Return each of the following lines with nothing altered.

[Item position entries]
+++++
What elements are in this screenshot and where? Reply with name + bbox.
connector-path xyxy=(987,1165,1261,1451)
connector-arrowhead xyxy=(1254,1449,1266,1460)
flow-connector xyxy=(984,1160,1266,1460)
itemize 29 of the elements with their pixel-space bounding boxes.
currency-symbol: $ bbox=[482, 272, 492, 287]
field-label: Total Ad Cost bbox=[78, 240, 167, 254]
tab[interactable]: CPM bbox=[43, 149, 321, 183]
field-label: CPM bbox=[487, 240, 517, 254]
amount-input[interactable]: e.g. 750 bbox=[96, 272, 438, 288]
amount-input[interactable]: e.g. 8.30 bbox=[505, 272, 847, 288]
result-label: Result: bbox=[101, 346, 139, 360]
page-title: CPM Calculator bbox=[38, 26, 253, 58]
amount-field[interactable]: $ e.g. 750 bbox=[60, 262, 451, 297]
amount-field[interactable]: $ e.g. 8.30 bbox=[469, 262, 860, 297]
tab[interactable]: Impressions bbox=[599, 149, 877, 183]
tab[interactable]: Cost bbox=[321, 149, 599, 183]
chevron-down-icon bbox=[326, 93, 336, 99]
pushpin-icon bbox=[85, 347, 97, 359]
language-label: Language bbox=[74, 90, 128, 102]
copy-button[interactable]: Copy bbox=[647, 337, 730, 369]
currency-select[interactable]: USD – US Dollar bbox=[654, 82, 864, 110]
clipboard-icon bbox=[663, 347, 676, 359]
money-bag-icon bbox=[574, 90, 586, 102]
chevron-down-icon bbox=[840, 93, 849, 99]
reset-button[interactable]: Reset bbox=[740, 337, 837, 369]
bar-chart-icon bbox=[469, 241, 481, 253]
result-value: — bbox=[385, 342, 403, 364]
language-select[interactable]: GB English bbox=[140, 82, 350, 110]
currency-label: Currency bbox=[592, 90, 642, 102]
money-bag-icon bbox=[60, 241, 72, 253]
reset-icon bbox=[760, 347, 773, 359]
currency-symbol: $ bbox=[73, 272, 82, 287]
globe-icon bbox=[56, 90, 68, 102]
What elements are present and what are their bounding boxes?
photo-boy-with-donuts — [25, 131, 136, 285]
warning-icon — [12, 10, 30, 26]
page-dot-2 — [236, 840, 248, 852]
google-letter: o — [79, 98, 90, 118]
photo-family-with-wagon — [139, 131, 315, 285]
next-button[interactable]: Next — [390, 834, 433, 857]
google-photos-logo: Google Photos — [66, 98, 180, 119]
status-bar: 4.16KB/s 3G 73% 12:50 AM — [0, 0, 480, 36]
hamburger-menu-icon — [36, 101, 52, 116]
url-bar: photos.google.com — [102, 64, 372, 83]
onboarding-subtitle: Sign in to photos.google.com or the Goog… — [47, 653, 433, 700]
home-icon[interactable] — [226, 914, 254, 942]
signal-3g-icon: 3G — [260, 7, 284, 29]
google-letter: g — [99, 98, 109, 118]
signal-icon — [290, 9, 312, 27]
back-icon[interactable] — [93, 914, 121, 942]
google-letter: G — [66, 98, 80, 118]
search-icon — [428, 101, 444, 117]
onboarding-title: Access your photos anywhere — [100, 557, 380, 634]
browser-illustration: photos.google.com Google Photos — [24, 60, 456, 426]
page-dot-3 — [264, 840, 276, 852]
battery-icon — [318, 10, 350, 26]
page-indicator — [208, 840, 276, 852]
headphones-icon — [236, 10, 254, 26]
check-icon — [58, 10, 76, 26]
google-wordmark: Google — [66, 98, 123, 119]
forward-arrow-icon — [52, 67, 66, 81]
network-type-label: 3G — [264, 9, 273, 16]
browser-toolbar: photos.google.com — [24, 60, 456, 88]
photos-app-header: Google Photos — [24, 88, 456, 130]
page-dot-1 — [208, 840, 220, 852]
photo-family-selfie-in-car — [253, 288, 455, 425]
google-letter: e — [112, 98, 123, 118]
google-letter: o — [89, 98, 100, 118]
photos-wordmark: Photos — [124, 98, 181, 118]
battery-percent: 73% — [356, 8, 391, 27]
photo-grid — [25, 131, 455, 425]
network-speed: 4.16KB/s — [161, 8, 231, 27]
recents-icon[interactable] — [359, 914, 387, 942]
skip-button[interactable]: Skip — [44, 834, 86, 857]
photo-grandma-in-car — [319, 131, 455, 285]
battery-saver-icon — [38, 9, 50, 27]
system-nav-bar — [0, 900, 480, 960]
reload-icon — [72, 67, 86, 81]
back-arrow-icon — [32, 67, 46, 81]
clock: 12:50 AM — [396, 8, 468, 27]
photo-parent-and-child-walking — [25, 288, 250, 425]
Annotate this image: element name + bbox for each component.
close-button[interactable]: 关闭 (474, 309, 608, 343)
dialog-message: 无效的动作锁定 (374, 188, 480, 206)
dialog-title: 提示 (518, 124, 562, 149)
+++++
→ Output for this task
What elements are in this screenshot and where? Reply with name + bbox.
connector-path xyxy=(987,1165,1261,1451)
connector-arrowhead xyxy=(1254,1449,1266,1460)
flow-connector xyxy=(984,1160,1266,1460)
itemize 29 of the elements with their pixel-space bounding boxes.
currency-symbol: $ bbox=[482, 272, 492, 287]
field-label: Total Ad Cost bbox=[78, 240, 167, 254]
tab[interactable]: CPM bbox=[43, 149, 321, 183]
field-label: CPM bbox=[487, 240, 517, 254]
amount-input[interactable]: e.g. 750 bbox=[96, 272, 438, 288]
amount-input[interactable]: e.g. 8.30 bbox=[505, 272, 847, 288]
result-label: Result: bbox=[101, 346, 139, 360]
page-title: CPM Calculator bbox=[38, 26, 253, 58]
amount-field[interactable]: $ e.g. 750 bbox=[60, 262, 451, 297]
amount-field[interactable]: $ e.g. 8.30 bbox=[469, 262, 860, 297]
tab[interactable]: Impressions bbox=[599, 149, 877, 183]
tab[interactable]: Cost bbox=[321, 149, 599, 183]
chevron-down-icon bbox=[326, 93, 336, 99]
pushpin-icon bbox=[85, 347, 97, 359]
language-label: Language bbox=[74, 90, 128, 102]
copy-button[interactable]: Copy bbox=[647, 337, 730, 369]
currency-select[interactable]: USD – US Dollar bbox=[654, 82, 864, 110]
clipboard-icon bbox=[663, 347, 676, 359]
money-bag-icon bbox=[574, 90, 586, 102]
chevron-down-icon bbox=[840, 93, 849, 99]
reset-button[interactable]: Reset bbox=[740, 337, 837, 369]
bar-chart-icon bbox=[469, 241, 481, 253]
result-value: — bbox=[385, 342, 403, 364]
language-select[interactable]: GB English bbox=[140, 82, 350, 110]
currency-label: Currency bbox=[592, 90, 642, 102]
money-bag-icon bbox=[60, 241, 72, 253]
reset-icon bbox=[760, 347, 773, 359]
currency-symbol: $ bbox=[73, 272, 82, 287]
globe-icon bbox=[56, 90, 68, 102]
What elements are present and what are their bounding boxes?
photo-boy-with-donuts — [25, 131, 136, 285]
warning-icon — [12, 10, 30, 26]
page-dot-2 — [236, 840, 248, 852]
google-letter: o — [79, 98, 90, 118]
photo-family-with-wagon — [139, 131, 315, 285]
next-button[interactable]: Next — [390, 834, 433, 857]
google-photos-logo: Google Photos — [66, 98, 180, 119]
status-bar: 4.16KB/s 3G 73% 12:50 AM — [0, 0, 480, 36]
hamburger-menu-icon — [36, 101, 52, 116]
url-bar: photos.google.com — [102, 64, 372, 83]
onboarding-subtitle: Sign in to photos.google.com or the Goog… — [47, 653, 433, 700]
home-icon[interactable] — [226, 914, 254, 942]
signal-3g-icon: 3G — [260, 7, 284, 29]
google-letter: g — [99, 98, 109, 118]
signal-icon — [290, 9, 312, 27]
back-icon[interactable] — [93, 914, 121, 942]
google-letter: G — [66, 98, 80, 118]
search-icon — [428, 101, 444, 117]
onboarding-title: Access your photos anywhere — [100, 557, 380, 634]
browser-illustration: photos.google.com Google Photos — [24, 60, 456, 426]
page-dot-3 — [264, 840, 276, 852]
battery-icon — [318, 10, 350, 26]
page-indicator — [208, 840, 276, 852]
headphones-icon — [236, 10, 254, 26]
check-icon — [58, 10, 76, 26]
google-wordmark: Google — [66, 98, 123, 119]
forward-arrow-icon — [52, 67, 66, 81]
network-type-label: 3G — [264, 9, 273, 16]
browser-toolbar: photos.google.com — [24, 60, 456, 88]
photos-app-header: Google Photos — [24, 88, 456, 130]
page-dot-1 — [208, 840, 220, 852]
photo-family-selfie-in-car — [253, 288, 455, 425]
google-letter: e — [112, 98, 123, 118]
google-letter: o — [89, 98, 100, 118]
photos-wordmark: Photos — [124, 98, 181, 118]
battery-percent: 73% — [356, 8, 391, 27]
photo-grid — [25, 131, 455, 425]
network-speed: 4.16KB/s — [161, 8, 231, 27]
recents-icon[interactable] — [359, 914, 387, 942]
skip-button[interactable]: Skip — [44, 834, 86, 857]
photo-grandma-in-car — [319, 131, 455, 285]
battery-saver-icon — [38, 9, 50, 27]
system-nav-bar — [0, 900, 480, 960]
reload-icon — [72, 67, 86, 81]
back-arrow-icon — [32, 67, 46, 81]
clock: 12:50 AM — [396, 8, 468, 27]
photo-parent-and-child-walking — [25, 288, 250, 425]
Annotate this image: element name + bbox for each component.
close-button[interactable]: 关闭 (474, 309, 608, 343)
dialog-message: 无效的动作锁定 (374, 188, 480, 206)
dialog-title: 提示 (518, 124, 562, 149)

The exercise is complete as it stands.